**WRITTEN REQUEST A**
From the start of the listing up to and including the line containing "The shaft 12 is at (378, 277).", put each line into a JSON list of strings, one string per line, leaving out blank lines.

**TEXT PASSAGE**
The Leibniz rule is as follows:
$$\frac{d}{d\alpha} \int_{a(\alpha)}^{b(\alpha)} f(x, \alpha) dx = \frac{db(\alpha)}{d\alpha} f(b(\alpha), \alpha) - \frac{da(\alpha)}{d\alpha} f(a(\alpha), \alpha) + \int^{b(\alpha)}_{a(\alpha)} \frac{\partial}{\partial\alpha} f(x, \alpha) dx$$
What I would like to know is how to apply the above formula for the case of the partial derivative:
$$\frac{\partial}{\partial\alpha} \int_{a(\alpha)}^{b(\beta)} f(x, \alpha) dx.$$
You compute a partial derivative with respect to $\alpha$ by holding $\beta$ fixed, and then just differentiating the resulting function of $\alpha$, which is a function of a single variable. And yes, the Leibniz rule tells you how to differentiate this function of $\alpha$.

**WRITTEN REQUEST B**
In the Leibniz rule thread, list each of the terms on the right-hand side of the first formula, keeping any sign in front of a term.

**Stored items**
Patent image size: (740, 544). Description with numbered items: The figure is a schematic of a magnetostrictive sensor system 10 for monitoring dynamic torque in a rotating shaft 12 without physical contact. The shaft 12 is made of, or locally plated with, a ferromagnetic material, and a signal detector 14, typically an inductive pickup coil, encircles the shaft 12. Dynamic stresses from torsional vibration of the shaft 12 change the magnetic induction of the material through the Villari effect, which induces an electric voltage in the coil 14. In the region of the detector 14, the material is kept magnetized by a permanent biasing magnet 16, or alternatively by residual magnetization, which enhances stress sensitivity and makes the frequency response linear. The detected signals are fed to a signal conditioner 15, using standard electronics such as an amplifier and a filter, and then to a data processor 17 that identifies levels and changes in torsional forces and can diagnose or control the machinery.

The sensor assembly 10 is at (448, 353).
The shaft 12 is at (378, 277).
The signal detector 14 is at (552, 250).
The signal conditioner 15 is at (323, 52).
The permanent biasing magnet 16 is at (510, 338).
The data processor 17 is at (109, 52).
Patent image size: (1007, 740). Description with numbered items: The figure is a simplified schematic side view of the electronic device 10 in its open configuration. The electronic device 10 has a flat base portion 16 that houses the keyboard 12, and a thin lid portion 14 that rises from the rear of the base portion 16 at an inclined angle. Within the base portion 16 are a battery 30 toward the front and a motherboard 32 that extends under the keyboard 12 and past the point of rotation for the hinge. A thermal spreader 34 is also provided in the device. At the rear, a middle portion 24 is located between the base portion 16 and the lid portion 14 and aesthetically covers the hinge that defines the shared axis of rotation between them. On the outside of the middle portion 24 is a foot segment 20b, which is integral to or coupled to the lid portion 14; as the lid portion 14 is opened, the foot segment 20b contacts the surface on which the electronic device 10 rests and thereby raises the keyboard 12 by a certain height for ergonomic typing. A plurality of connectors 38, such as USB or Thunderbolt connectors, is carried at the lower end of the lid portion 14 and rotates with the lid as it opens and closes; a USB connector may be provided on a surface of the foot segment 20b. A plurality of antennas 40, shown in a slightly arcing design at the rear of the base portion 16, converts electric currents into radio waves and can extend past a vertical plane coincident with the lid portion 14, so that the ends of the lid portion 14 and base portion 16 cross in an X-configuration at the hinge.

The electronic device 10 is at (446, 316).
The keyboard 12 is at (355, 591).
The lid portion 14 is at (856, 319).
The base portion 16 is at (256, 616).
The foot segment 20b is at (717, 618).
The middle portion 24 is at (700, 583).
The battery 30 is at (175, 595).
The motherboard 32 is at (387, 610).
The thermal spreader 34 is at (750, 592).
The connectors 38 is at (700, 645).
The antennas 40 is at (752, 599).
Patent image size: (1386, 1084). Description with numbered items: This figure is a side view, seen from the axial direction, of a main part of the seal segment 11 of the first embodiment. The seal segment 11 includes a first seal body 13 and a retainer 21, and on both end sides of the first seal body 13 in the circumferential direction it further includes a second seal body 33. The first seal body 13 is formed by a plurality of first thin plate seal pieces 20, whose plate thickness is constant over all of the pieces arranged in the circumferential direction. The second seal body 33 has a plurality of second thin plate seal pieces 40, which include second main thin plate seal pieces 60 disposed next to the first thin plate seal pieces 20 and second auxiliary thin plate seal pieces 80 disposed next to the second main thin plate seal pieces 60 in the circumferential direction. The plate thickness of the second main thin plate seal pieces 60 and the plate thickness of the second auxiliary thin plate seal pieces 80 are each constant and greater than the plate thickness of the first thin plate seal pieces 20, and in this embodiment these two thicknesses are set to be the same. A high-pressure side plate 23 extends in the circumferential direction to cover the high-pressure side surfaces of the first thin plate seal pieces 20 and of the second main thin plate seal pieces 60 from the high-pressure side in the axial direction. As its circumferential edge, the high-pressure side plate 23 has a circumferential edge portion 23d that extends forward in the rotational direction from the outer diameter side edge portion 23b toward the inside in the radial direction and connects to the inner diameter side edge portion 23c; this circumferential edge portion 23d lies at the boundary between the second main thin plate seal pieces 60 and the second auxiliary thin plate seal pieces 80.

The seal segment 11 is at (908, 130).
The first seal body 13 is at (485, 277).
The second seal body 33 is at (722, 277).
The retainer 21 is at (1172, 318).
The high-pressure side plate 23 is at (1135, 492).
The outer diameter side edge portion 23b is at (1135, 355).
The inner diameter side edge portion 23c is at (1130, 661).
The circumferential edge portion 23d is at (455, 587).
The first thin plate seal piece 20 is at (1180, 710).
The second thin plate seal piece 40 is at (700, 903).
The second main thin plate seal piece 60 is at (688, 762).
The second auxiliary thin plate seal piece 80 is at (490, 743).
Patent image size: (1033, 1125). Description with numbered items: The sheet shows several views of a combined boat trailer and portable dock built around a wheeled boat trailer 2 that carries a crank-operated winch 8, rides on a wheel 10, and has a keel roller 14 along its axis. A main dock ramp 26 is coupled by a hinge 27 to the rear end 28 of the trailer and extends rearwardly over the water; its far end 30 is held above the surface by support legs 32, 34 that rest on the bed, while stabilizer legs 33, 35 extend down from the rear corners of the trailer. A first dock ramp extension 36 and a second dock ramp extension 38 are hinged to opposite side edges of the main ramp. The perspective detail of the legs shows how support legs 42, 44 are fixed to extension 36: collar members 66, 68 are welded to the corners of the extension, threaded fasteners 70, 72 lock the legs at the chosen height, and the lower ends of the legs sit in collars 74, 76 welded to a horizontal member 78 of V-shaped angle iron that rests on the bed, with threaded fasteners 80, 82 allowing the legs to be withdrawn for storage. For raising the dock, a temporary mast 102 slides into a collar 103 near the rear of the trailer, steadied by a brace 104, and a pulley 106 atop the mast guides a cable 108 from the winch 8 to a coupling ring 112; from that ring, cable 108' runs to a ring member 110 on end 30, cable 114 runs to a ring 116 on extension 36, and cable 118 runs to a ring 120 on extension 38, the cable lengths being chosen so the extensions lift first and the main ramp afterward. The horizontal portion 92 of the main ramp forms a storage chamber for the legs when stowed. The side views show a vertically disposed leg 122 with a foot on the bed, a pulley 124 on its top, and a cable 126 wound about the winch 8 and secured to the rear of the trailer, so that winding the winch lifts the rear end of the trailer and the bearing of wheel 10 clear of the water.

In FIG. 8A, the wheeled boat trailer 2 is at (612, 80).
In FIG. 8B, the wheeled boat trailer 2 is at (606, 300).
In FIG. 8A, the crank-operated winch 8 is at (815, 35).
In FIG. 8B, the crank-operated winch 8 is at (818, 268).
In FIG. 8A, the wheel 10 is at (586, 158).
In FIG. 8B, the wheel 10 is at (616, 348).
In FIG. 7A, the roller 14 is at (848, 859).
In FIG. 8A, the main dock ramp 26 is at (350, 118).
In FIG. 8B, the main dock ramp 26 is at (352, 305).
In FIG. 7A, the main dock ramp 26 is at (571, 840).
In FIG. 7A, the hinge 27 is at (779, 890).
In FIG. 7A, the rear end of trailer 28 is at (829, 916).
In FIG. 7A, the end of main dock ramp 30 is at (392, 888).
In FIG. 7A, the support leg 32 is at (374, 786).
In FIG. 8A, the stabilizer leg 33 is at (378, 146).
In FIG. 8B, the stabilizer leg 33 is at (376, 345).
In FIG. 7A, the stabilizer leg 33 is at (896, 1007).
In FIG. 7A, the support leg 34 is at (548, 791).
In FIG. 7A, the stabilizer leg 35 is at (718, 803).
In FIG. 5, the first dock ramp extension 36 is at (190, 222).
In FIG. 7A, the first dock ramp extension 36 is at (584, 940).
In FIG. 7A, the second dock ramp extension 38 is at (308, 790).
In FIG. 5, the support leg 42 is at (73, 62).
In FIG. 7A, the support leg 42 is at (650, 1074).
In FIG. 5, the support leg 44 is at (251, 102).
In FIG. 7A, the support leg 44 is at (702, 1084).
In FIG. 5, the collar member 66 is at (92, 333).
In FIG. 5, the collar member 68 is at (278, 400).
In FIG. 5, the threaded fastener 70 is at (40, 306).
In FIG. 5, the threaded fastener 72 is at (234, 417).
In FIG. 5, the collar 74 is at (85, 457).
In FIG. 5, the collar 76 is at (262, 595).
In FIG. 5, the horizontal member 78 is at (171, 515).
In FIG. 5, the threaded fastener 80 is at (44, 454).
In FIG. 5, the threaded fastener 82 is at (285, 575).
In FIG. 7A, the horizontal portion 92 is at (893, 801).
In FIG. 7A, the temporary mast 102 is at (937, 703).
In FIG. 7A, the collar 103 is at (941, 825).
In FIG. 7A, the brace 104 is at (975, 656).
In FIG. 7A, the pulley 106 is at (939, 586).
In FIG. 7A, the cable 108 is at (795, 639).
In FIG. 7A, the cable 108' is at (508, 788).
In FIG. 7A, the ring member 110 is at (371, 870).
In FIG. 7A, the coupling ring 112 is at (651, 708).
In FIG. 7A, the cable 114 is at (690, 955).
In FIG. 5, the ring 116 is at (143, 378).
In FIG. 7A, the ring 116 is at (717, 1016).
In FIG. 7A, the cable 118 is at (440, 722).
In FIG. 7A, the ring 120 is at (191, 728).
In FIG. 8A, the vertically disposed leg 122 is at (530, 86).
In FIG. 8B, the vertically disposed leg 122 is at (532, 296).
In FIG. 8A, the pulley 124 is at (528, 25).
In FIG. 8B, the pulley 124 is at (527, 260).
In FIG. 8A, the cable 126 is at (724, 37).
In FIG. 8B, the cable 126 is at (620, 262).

**FINISHED ANSWER A**
[
  "Patent image size: (740, 544). Description with numbered items: The figure is a schematic of a magnetostrictive sensor system 10 for monitoring dynamic torque in a rotating shaft 12 without physical contact. The shaft 12 is made of, or locally plated with, a ferromagnetic material, and a signal detector 14, typically an inductive pickup coil, encircles the shaft 12. Dynamic stresses from torsional vibration of the shaft 12 change the magnetic induction of the material through the Villari effect, which induces an electric voltage in the coil 14. In the region of the detector 14, the material is kept magnetized by a permanent biasing magnet 16, or alternatively by residual magnetization, which enhances stress sensitivity and makes the frequency response linear. The detected signals are fed to a signal conditioner 15, using standard electronics such as an amplifier and a filter, and then to a data processor 17 that identifies levels and changes in torsional forces and can diagnose or control the machinery.",
  "The sensor assembly 10 is at (448, 353).",
  "The shaft 12 is at (378, 277)."
]

**FINISHED ANSWER B**
- $\frac{db(\alpha)}{d\alpha} f(b(\alpha), \alpha)$
- $-\frac{da(\alpha)}{d\alpha} f(a(\alpha), \alpha)$
- $+\int^{b(\alpha)}_{a(\alpha)} \frac{\partial}{\partial\alpha} f(x, \alpha) dx$